§ Stated task: List each line of the data that holds the word "object".

§ Supplied records:
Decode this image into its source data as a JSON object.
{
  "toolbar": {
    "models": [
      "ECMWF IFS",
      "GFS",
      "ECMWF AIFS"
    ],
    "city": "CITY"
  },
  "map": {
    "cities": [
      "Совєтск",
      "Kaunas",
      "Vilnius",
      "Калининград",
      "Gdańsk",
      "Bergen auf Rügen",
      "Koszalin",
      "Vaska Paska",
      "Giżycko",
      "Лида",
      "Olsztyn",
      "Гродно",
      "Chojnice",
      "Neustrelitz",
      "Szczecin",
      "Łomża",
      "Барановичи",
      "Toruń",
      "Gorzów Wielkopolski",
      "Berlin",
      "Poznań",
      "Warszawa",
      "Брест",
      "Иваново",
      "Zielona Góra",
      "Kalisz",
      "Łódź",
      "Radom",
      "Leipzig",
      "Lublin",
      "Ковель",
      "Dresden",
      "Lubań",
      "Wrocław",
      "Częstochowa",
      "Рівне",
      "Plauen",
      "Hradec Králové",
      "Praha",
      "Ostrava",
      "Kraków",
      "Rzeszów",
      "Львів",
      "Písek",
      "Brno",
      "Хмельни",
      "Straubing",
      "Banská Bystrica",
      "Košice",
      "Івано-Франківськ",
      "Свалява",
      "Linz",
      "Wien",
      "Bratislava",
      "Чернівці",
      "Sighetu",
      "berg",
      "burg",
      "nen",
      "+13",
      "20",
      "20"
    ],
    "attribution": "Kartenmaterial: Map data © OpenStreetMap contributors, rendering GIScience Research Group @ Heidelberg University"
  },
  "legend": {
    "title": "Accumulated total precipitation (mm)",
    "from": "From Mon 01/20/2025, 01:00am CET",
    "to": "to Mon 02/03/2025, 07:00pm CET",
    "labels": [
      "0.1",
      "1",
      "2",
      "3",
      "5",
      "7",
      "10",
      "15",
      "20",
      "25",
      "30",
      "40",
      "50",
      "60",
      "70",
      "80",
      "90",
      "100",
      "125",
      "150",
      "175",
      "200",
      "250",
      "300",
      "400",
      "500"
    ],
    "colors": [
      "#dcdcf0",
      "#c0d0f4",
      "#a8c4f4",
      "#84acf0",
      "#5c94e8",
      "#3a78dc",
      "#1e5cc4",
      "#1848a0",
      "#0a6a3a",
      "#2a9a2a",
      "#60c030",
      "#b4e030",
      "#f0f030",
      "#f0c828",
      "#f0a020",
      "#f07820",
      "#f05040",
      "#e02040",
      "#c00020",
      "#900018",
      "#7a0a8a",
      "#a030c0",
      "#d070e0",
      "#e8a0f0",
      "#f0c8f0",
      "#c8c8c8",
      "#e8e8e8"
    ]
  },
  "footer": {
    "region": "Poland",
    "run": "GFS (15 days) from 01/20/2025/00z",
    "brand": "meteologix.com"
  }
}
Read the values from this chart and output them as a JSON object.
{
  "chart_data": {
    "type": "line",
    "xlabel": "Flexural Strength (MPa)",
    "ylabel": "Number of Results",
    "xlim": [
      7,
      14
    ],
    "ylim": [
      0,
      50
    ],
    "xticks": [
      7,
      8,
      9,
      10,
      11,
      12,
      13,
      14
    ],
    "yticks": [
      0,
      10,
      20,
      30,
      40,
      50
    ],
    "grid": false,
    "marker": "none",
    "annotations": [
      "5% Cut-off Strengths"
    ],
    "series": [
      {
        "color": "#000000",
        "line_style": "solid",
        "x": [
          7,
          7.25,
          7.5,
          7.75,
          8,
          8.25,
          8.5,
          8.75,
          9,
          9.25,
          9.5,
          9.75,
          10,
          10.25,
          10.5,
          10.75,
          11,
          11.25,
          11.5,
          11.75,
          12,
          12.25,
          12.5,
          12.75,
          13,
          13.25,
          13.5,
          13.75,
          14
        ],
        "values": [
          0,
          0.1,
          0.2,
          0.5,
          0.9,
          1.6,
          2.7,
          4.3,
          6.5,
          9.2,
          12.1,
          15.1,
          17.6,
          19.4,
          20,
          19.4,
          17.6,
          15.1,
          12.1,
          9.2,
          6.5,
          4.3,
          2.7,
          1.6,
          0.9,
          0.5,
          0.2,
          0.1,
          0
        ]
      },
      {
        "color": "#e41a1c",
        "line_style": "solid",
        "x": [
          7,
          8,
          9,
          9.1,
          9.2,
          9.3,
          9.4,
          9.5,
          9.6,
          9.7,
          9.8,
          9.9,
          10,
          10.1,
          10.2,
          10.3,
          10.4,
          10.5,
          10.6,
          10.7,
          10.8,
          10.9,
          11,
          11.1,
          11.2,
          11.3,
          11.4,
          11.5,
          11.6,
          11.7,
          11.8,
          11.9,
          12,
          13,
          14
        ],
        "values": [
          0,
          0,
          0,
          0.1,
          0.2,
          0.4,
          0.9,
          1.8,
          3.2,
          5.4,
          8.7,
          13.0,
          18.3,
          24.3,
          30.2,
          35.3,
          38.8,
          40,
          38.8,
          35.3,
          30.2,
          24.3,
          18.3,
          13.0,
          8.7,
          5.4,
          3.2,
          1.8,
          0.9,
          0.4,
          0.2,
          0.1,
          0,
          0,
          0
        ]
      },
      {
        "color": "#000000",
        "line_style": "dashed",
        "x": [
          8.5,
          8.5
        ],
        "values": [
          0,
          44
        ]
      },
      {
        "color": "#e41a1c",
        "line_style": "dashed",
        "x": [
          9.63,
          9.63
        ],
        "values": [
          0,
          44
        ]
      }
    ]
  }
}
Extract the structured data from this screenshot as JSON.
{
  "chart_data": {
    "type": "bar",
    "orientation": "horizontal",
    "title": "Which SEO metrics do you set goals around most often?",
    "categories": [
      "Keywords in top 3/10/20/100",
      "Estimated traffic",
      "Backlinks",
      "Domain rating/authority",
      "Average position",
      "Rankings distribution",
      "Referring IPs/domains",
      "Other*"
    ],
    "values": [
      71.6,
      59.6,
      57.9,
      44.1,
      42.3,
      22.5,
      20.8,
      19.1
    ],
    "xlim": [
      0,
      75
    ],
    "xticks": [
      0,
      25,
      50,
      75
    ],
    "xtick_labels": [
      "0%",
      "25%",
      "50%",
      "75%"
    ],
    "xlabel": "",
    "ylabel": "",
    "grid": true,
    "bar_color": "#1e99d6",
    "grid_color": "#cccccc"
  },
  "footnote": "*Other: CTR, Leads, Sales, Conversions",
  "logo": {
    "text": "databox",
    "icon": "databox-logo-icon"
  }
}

§ Reply to the task:
Decode this image into its source data as a JSON object.
Read the values from this chart and output them as a JSON object.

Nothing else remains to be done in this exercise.